# Start of Items

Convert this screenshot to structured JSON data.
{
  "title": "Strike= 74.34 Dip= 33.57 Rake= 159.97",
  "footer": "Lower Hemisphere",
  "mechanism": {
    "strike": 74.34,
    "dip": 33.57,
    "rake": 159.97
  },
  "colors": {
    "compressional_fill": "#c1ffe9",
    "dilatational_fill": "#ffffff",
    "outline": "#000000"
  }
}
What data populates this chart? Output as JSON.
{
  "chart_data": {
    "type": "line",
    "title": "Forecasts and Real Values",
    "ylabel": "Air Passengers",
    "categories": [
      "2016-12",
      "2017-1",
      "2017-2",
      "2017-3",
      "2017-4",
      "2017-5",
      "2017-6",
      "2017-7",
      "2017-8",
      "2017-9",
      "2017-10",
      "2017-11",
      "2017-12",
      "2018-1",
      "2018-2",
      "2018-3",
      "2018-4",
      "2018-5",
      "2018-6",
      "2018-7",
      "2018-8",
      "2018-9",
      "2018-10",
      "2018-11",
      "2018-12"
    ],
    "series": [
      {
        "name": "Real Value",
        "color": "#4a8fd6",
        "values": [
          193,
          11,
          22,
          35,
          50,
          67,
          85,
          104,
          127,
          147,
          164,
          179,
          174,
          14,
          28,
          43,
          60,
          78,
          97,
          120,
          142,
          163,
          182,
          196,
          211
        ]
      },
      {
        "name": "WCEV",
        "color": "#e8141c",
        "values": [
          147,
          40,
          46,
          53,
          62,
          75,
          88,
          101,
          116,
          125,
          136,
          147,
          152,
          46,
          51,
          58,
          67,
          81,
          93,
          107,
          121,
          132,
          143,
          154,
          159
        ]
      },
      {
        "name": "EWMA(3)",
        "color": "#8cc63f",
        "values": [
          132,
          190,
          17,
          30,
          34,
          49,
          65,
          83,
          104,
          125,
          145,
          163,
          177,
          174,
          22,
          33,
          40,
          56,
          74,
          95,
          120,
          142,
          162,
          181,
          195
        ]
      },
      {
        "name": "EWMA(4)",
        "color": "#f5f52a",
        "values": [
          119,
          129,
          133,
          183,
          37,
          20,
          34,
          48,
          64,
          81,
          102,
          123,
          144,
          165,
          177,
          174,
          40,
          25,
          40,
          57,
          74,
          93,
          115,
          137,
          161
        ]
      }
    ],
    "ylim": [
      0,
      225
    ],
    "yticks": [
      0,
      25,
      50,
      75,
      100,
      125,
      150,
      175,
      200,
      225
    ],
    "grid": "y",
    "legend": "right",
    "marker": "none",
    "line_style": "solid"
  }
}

# End of Items

Using the data above, return each line exactly as written.

Convert this screenshot to structured JSON data.
{
  "title": "Strike= 74.34 Dip= 33.57 Rake= 159.97",
  "footer": "Lower Hemisphere",
  "mechanism": {
    "strike": 74.34,
    "dip": 33.57,
    "rake": 159.97
  },
  "colors": {
    "compressional_fill": "#c1ffe9",
    "dilatational_fill": "#ffffff",
    "outline": "#000000"
  }
}
What data populates this chart? Output as JSON.
{
  "chart_data": {
    "type": "line",
    "title": "Forecasts and Real Values",
    "ylabel": "Air Passengers",
    "categories": [
      "2016-12",
      "2017-1",
      "2017-2",
      "2017-3",
      "2017-4",
      "2017-5",
      "2017-6",
      "2017-7",
      "2017-8",
      "2017-9",
      "2017-10",
      "2017-11",
      "2017-12",
      "2018-1",
      "2018-2",
      "2018-3",
      "2018-4",
      "2018-5",
      "2018-6",
      "2018-7",
      "2018-8",
      "2018-9",
      "2018-10",
      "2018-11",
      "2018-12"
    ],
    "series": [
      {
        "name": "Real Value",
        "color": "#4a8fd6",
        "values": [
          193,
          11,
          22,
          35,
          50,
          67,
          85,
          104,
          127,
          147,
          164,
          179,
          174,
          14,
          28,
          43,
          60,
          78,
          97,
          120,
          142,
          163,
          182,
          196,
          211
        ]
      },
      {
        "name": "WCEV",
        "color": "#e8141c",
        "values": [
          147,
          40,
          46,
          53,
          62,
          75,
          88,
          101,
          116,
          125,
          136,
          147,
          152,
          46,
          51,
          58,
          67,
          81,
          93,
          107,
          121,
          132,
          143,
          154,
          159
        ]
      },
      {
        "name": "EWMA(3)",
        "color": "#8cc63f",
        "values": [
          132,
          190,
          17,
          30,
          34,
          49,
          65,
          83,
          104,
          125,
          145,
          163,
          177,
          174,
          22,
          33,
          40,
          56,
          74,
          95,
          120,
          142,
          162,
          181,
          195
        ]
      },
      {
        "name": "EWMA(4)",
        "color": "#f5f52a",
        "values": [
          119,
          129,
          133,
          183,
          37,
          20,
          34,
          48,
          64,
          81,
          102,
          123,
          144,
          165,
          177,
          174,
          40,
          25,
          40,
          57,
          74,
          93,
          115,
          137,
          161
        ]
      }
    ],
    "ylim": [
      0,
      225
    ],
    "yticks": [
      0,
      25,
      50,
      75,
      100,
      125,
      150,
      175,
      200,
      225
    ],
    "grid": "y",
    "legend": "right",
    "marker": "none",
    "line_style": "solid"
  }
}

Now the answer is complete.